◆ **PROBLEM DETAILS**: Extract the full listing below without altering a single character.

◆ **SOURCE MATERIAL**:
▼

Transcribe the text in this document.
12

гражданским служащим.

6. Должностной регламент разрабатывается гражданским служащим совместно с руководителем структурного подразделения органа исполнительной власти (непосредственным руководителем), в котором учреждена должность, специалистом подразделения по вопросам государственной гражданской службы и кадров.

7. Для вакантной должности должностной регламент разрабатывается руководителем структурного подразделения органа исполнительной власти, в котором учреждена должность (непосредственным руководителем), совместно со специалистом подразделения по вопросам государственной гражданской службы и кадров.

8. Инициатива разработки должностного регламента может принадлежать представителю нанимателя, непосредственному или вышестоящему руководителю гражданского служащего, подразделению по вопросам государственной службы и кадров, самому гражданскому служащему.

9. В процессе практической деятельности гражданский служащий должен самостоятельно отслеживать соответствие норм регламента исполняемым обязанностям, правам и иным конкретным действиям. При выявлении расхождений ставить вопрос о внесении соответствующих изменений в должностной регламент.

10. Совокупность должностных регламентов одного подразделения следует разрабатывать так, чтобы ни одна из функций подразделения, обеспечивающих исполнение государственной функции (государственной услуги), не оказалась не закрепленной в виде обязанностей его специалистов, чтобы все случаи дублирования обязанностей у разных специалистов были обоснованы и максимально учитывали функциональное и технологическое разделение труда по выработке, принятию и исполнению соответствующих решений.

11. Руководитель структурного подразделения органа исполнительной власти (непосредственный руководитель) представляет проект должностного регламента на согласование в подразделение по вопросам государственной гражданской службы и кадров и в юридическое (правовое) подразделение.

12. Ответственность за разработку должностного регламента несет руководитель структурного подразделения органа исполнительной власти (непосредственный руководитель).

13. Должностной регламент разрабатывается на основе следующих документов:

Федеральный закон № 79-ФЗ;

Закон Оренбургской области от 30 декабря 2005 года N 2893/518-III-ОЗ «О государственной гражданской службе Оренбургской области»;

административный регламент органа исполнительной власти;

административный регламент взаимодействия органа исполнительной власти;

▲

◆ **OUTPUT OF THE EXERCISE**:
Transcribe the text in this document.
12

гражданским служащим.

6. Должностной регламент разрабатывается гражданским служащим совместно с руководителем структурного подразделения органа исполнительной власти (непосредственным руководителем), в котором учреждена должность, специалистом подразделения по вопросам государственной гражданской службы и кадров.

7. Для вакантной должности должностной регламент разрабатывается руководителем структурного подразделения органа исполнительной власти, в котором учреждена должность (непосредственным руководителем), совместно со специалистом подразделения по вопросам государственной гражданской службы и кадров.

8. Инициатива разработки должностного регламента может принадлежать представителю нанимателя, непосредственному или вышестоящему руководителю гражданского служащего, подразделению по вопросам государственной службы и кадров, самому гражданскому служащему.

9. В процессе практической деятельности гражданский служащий должен самостоятельно отслеживать соответствие норм регламента исполняемым обязанностям, правам и иным конкретным действиям. При выявлении расхождений ставить вопрос о внесении соответствующих изменений в должностной регламент.

10. Совокупность должностных регламентов одного подразделения следует разрабатывать так, чтобы ни одна из функций подразделения, обеспечивающих исполнение государственной функции (государственной услуги), не оказалась не закрепленной в виде обязанностей его специалистов, чтобы все случаи дублирования обязанностей у разных специалистов были обоснованы и максимально учитывали функциональное и технологическое разделение труда по выработке, принятию и исполнению соответствующих решений.

11. Руководитель структурного подразделения органа исполнительной власти (непосредственный руководитель) представляет проект должностного регламента на согласование в подразделение по вопросам государственной гражданской службы и кадров и в юридическое (правовое) подразделение.

12. Ответственность за разработку должностного регламента несет руководитель структурного подразделения органа исполнительной власти (непосредственный руководитель).

13. Должностной регламент разрабатывается на основе следующих документов:

Федеральный закон № 79-ФЗ;

Закон Оренбургской области от 30 декабря 2005 года N 2893/518-III-ОЗ «О государственной гражданской службе Оренбургской области»;

административный регламент органа исполнительной власти;

административный регламент взаимодействия органа исполнительной власти;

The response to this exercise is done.